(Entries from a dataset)
....

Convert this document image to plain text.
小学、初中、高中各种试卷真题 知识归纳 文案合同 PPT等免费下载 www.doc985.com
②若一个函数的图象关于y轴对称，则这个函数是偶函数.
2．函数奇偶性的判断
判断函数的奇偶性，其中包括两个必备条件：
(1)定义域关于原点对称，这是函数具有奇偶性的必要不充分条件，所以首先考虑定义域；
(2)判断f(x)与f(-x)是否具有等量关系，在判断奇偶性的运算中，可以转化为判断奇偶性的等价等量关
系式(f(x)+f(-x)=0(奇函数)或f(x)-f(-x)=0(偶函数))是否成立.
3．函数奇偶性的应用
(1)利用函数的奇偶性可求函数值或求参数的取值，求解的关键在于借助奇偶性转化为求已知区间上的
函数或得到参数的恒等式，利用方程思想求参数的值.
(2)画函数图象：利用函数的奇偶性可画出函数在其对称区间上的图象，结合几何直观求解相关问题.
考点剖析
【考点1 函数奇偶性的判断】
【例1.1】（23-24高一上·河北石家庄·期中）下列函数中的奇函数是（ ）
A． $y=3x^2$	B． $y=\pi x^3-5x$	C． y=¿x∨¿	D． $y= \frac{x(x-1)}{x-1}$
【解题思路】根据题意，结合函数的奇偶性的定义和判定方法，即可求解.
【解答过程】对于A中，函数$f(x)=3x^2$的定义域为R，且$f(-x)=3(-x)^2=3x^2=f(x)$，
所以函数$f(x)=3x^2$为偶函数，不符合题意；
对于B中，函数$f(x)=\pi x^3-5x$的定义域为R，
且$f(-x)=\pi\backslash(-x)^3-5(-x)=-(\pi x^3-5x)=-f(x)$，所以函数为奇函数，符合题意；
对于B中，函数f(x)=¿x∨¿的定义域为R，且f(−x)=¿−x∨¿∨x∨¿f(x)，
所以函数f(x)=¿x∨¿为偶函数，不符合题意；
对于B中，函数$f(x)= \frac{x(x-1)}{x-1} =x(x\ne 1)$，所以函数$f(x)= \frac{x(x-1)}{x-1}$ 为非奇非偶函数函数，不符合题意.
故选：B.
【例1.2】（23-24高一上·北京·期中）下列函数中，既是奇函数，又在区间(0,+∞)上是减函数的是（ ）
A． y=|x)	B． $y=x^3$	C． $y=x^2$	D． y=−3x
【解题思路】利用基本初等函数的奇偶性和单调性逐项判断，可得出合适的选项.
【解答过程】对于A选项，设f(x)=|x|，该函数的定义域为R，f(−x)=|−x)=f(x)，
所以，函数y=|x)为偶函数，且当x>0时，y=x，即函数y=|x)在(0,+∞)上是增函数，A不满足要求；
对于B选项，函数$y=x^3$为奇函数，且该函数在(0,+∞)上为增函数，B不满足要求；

....

Single out each line of the records above with the string "对于B中" in it, and copy it.

REPLY
对于B中，函数$f(x)=\pi x^3-5x$的定义域为R，
对于B中，函数f(x)=¿x∨¿的定义域为R，且f(−x)=¿−x∨¿∨x∨¿f(x)，
对于B中，函数$f(x)= \frac{x(x-1)}{x-1} =x(x\ne 1)$，所以函数$f(x)= \frac{x(x-1)}{x-1}$ 为非奇非偶函数函数，不符合题意.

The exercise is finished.